EXERCISE REQUIREMENTS: Which lines in the material below contain the word "reconstruction"? Copy each of them.

GIVEN INFORMATION:

"""

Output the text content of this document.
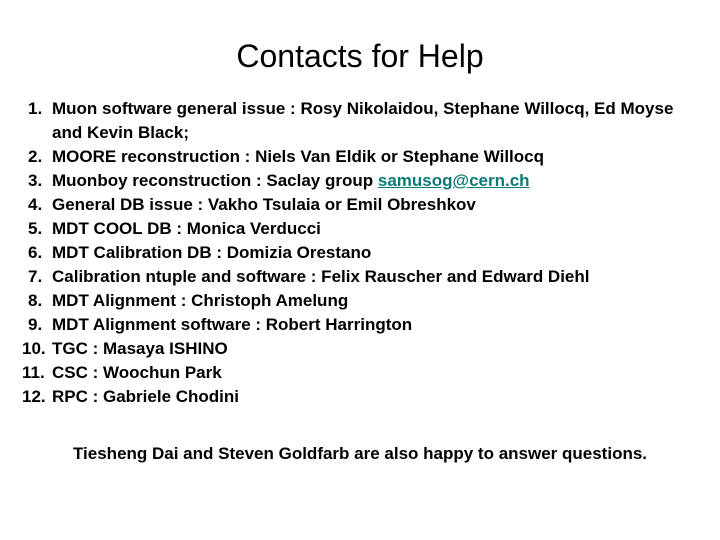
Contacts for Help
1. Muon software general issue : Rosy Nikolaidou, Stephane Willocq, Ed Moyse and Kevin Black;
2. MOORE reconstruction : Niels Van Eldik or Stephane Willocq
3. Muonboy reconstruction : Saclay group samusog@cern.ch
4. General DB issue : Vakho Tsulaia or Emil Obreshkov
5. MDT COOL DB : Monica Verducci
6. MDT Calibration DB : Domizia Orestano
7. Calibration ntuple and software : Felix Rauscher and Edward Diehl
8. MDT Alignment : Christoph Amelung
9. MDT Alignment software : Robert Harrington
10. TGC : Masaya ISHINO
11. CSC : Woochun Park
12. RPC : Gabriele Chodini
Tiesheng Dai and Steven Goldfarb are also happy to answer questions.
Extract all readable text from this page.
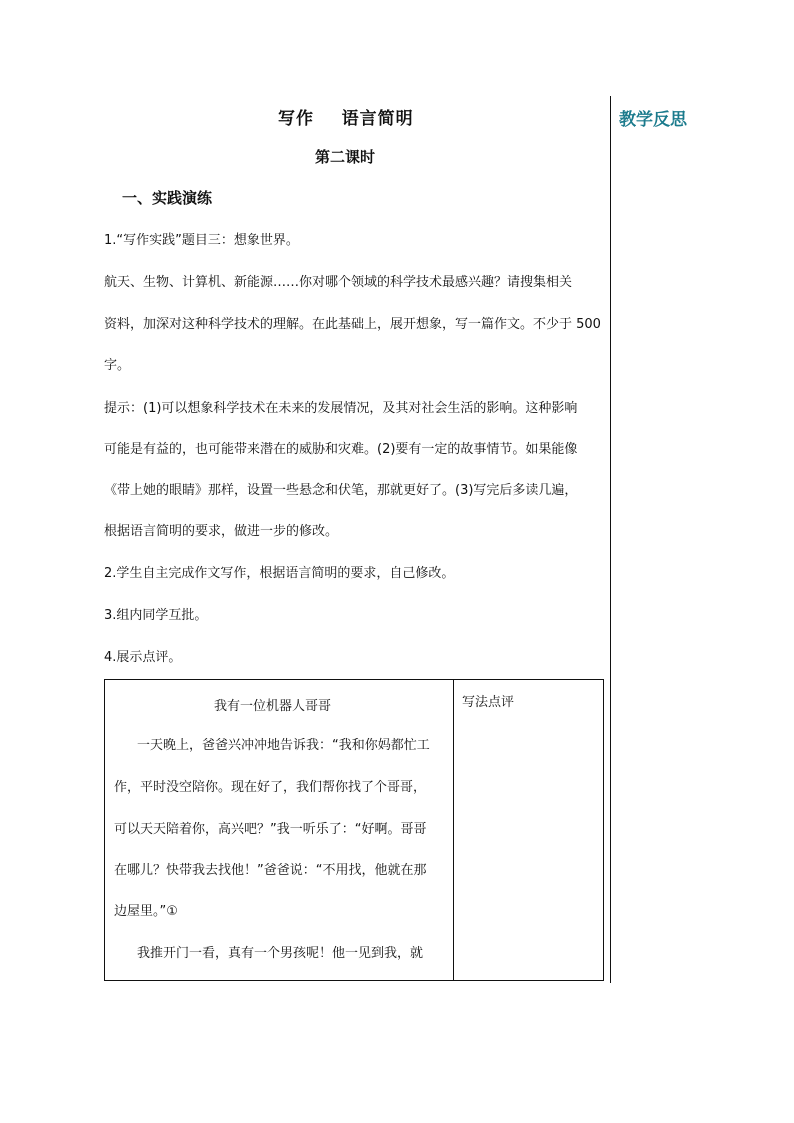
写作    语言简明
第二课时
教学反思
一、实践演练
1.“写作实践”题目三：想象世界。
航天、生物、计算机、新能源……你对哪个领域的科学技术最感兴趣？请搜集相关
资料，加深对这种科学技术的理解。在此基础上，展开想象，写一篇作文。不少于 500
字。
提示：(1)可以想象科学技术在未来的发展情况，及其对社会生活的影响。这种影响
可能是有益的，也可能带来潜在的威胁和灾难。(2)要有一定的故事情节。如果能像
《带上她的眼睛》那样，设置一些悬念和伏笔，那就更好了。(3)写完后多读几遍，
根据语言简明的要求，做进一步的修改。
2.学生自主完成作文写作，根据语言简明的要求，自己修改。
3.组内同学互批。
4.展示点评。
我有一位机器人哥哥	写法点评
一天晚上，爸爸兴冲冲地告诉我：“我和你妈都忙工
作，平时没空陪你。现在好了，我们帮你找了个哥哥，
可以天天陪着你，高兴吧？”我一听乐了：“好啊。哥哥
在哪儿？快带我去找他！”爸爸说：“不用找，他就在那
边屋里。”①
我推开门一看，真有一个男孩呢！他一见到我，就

"""

EXERCISE ANSWER:
2. MOORE reconstruction : Niels Van Eldik or Stephane Willocq
3. Muonboy reconstruction : Saclay group samusog@cern.ch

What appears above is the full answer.